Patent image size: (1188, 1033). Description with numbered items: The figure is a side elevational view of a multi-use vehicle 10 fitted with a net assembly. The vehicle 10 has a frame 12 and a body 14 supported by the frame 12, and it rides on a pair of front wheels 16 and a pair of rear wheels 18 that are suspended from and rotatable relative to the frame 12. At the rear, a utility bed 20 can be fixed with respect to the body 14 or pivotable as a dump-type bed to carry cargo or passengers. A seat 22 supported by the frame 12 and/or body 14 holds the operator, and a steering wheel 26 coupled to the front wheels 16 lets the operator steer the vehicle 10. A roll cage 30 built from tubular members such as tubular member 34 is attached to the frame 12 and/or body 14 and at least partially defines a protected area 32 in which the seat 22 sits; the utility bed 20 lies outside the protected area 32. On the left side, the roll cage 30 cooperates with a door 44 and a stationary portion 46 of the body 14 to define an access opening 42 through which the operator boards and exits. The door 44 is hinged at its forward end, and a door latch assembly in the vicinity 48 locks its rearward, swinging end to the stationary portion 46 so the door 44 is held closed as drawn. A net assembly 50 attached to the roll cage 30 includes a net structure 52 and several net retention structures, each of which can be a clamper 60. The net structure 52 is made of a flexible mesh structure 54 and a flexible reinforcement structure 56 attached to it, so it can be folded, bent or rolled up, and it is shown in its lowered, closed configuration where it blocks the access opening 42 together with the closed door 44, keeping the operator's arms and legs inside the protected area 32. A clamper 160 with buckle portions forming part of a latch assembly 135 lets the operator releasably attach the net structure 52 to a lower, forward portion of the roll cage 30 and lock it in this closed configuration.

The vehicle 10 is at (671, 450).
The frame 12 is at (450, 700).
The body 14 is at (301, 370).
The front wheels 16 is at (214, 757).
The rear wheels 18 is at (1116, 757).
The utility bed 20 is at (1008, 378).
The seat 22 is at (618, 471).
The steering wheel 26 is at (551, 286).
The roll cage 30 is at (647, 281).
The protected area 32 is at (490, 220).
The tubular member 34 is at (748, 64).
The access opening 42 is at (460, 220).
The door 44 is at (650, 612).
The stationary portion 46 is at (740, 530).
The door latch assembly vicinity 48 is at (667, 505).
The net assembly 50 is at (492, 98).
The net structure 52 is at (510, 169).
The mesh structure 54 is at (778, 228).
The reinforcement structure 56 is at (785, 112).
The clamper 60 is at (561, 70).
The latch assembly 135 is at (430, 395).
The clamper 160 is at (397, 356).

### GIVEN EXERCISE:
Rewrite the listing above, substituting "side view" for "side elevational view" and leaving everything else unchanged.

### PROBLEM SOLUTION:
Patent image size: (1188, 1033). Description with numbered items: The figure is a side view of a multi-use vehicle 10 fitted with a net assembly. The vehicle 10 has a frame 12 and a body 14 supported by the frame 12, and it rides on a pair of front wheels 16 and a pair of rear wheels 18 that are suspended from and rotatable relative to the frame 12. At the rear, a utility bed 20 can be fixed with respect to the body 14 or pivotable as a dump-type bed to carry cargo or passengers. A seat 22 supported by the frame 12 and/or body 14 holds the operator, and a steering wheel 26 coupled to the front wheels 16 lets the operator steer the vehicle 10. A roll cage 30 built from tubular members such as tubular member 34 is attached to the frame 12 and/or body 14 and at least partially defines a protected area 32 in which the seat 22 sits; the utility bed 20 lies outside the protected area 32. On the left side, the roll cage 30 cooperates with a door 44 and a stationary portion 46 of the body 14 to define an access opening 42 through which the operator boards and exits. The door 44 is hinged at its forward end, and a door latch assembly in the vicinity 48 locks its rearward, swinging end to the stationary portion 46 so the door 44 is held closed as drawn. A net assembly 50 attached to the roll cage 30 includes a net structure 52 and several net retention structures, each of which can be a clamper 60. The net structure 52 is made of a flexible mesh structure 54 and a flexible reinforcement structure 56 attached to it, so it can be folded, bent or rolled up, and it is shown in its lowered, closed configuration where it blocks the access opening 42 together with the closed door 44, keeping the operator's arms and legs inside the protected area 32. A clamper 160 with buckle portions forming part of a latch assembly 135 lets the operator releasably attach the net structure 52 to a lower, forward portion of the roll cage 30 and lock it in this closed configuration.

The vehicle 10 is at (671, 450).
The frame 12 is at (450, 700).
The body 14 is at (301, 370).
The front wheels 16 is at (214, 757).
The rear wheels 18 is at (1116, 757).
The utility bed 20 is at (1008, 378).
The seat 22 is at (618, 471).
The steering wheel 26 is at (551, 286).
The roll cage 30 is at (647, 281).
The protected area 32 is at (490, 220).
The tubular member 34 is at (748, 64).
The access opening 42 is at (460, 220).
The door 44 is at (650, 612).
The stationary portion 46 is at (740, 530).
The door latch assembly vicinity 48 is at (667, 505).
The net assembly 50 is at (492, 98).
The net structure 52 is at (510, 169).
The mesh structure 54 is at (778, 228).
The reinforcement structure 56 is at (785, 112).
The clamper 60 is at (561, 70).
The latch assembly 135 is at (430, 395).
The clamper 160 is at (397, 356).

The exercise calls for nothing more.